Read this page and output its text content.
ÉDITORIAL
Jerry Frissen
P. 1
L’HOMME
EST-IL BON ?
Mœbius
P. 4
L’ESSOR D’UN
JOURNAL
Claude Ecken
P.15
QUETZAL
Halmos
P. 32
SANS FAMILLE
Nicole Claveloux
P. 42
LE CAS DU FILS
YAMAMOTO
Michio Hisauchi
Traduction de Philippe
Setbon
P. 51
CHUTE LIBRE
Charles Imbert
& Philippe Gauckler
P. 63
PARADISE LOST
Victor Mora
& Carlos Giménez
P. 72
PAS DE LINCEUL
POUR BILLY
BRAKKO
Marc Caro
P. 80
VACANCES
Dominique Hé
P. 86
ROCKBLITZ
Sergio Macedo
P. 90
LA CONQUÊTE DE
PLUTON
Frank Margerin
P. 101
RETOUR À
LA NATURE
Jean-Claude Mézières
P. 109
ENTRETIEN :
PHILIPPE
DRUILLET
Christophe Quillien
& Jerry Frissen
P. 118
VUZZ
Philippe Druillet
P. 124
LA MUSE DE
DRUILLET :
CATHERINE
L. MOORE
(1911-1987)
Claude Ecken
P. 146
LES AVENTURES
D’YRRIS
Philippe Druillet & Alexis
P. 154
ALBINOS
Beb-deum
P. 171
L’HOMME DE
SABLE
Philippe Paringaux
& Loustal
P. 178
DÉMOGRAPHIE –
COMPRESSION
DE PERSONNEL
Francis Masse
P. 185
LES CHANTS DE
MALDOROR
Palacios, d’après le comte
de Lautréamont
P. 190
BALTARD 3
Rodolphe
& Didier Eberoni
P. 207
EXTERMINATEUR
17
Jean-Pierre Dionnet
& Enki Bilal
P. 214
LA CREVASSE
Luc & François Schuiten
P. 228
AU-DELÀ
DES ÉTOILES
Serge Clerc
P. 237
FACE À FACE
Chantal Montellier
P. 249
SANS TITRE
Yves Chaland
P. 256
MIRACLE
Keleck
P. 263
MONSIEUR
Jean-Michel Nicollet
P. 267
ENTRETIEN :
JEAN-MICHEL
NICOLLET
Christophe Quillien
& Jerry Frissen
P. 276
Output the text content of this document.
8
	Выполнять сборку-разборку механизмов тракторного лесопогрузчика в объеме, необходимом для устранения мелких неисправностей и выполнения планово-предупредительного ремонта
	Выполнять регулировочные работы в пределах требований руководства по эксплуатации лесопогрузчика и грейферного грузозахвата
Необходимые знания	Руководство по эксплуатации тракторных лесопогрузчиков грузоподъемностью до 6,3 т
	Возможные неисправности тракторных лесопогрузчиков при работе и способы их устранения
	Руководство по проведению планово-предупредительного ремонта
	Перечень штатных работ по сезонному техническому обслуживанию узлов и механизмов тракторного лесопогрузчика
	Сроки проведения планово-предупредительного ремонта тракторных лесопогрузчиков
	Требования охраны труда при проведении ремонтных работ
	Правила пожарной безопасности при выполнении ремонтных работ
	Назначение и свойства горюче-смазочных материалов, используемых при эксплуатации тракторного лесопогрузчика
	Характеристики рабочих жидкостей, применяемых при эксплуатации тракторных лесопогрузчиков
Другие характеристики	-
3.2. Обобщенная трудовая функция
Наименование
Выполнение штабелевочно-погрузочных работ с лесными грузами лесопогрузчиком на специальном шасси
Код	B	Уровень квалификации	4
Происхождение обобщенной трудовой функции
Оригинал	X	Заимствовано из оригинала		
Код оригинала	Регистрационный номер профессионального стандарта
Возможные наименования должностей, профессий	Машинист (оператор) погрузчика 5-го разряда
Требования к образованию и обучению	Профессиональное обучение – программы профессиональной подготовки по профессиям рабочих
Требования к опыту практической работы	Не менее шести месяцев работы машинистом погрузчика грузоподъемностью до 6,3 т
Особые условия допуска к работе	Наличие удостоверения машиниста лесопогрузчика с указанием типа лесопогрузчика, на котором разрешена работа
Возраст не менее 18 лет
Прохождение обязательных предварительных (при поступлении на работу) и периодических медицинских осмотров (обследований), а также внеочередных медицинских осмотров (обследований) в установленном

________

*Required work*:
Faithfully copy every entry, leaving nothing out.

*Exercise solution*:
Read this page and output its text content.
ÉDITORIAL
Jerry Frissen
P. 1
L’HOMME
EST-IL BON ?
Mœbius
P. 4
L’ESSOR D’UN
JOURNAL
Claude Ecken
P.15
QUETZAL
Halmos
P. 32
SANS FAMILLE
Nicole Claveloux
P. 42
LE CAS DU FILS
YAMAMOTO
Michio Hisauchi
Traduction de Philippe
Setbon
P. 51
CHUTE LIBRE
Charles Imbert
& Philippe Gauckler
P. 63
PARADISE LOST
Victor Mora
& Carlos Giménez
P. 72
PAS DE LINCEUL
POUR BILLY
BRAKKO
Marc Caro
P. 80
VACANCES
Dominique Hé
P. 86
ROCKBLITZ
Sergio Macedo
P. 90
LA CONQUÊTE DE
PLUTON
Frank Margerin
P. 101
RETOUR À
LA NATURE
Jean-Claude Mézières
P. 109
ENTRETIEN :
PHILIPPE
DRUILLET
Christophe Quillien
& Jerry Frissen
P. 118
VUZZ
Philippe Druillet
P. 124
LA MUSE DE
DRUILLET :
CATHERINE
L. MOORE
(1911-1987)
Claude Ecken
P. 146
LES AVENTURES
D’YRRIS
Philippe Druillet & Alexis
P. 154
ALBINOS
Beb-deum
P. 171
L’HOMME DE
SABLE
Philippe Paringaux
& Loustal
P. 178
DÉMOGRAPHIE –
COMPRESSION
DE PERSONNEL
Francis Masse
P. 185
LES CHANTS DE
MALDOROR
Palacios, d’après le comte
de Lautréamont
P. 190
BALTARD 3
Rodolphe
& Didier Eberoni
P. 207
EXTERMINATEUR
17
Jean-Pierre Dionnet
& Enki Bilal
P. 214
LA CREVASSE
Luc & François Schuiten
P. 228
AU-DELÀ
DES ÉTOILES
Serge Clerc
P. 237
FACE À FACE
Chantal Montellier
P. 249
SANS TITRE
Yves Chaland
P. 256
MIRACLE
Keleck
P. 263
MONSIEUR
Jean-Michel Nicollet
P. 267
ENTRETIEN :
JEAN-MICHEL
NICOLLET
Christophe Quillien
& Jerry Frissen
P. 276
Output the text content of this document.
8
	Выполнять сборку-разборку механизмов тракторного лесопогрузчика в объеме, необходимом для устранения мелких неисправностей и выполнения планово-предупредительного ремонта
	Выполнять регулировочные работы в пределах требований руководства по эксплуатации лесопогрузчика и грейферного грузозахвата
Необходимые знания	Руководство по эксплуатации тракторных лесопогрузчиков грузоподъемностью до 6,3 т
	Возможные неисправности тракторных лесопогрузчиков при работе и способы их устранения
	Руководство по проведению планово-предупредительного ремонта
	Перечень штатных работ по сезонному техническому обслуживанию узлов и механизмов тракторного лесопогрузчика
	Сроки проведения планово-предупредительного ремонта тракторных лесопогрузчиков
	Требования охраны труда при проведении ремонтных работ
	Правила пожарной безопасности при выполнении ремонтных работ
	Назначение и свойства горюче-смазочных материалов, используемых при эксплуатации тракторного лесопогрузчика
	Характеристики рабочих жидкостей, применяемых при эксплуатации тракторных лесопогрузчиков
Другие характеристики	-
3.2. Обобщенная трудовая функция
Наименование
Выполнение штабелевочно-погрузочных работ с лесными грузами лесопогрузчиком на специальном шасси
Код	B	Уровень квалификации	4
Происхождение обобщенной трудовой функции
Оригинал	X	Заимствовано из оригинала		
Код оригинала	Регистрационный номер профессионального стандарта
Возможные наименования должностей, профессий	Машинист (оператор) погрузчика 5-го разряда
Требования к образованию и обучению	Профессиональное обучение – программы профессиональной подготовки по профессиям рабочих
Требования к опыту практической работы	Не менее шести месяцев работы машинистом погрузчика грузоподъемностью до 6,3 т
Особые условия допуска к работе	Наличие удостоверения машиниста лесопогрузчика с указанием типа лесопогрузчика, на котором разрешена работа
Возраст не менее 18 лет
Прохождение обязательных предварительных (при поступлении на работу) и периодических медицинских осмотров (обследований), а также внеочередных медицинских осмотров (обследований) в установленном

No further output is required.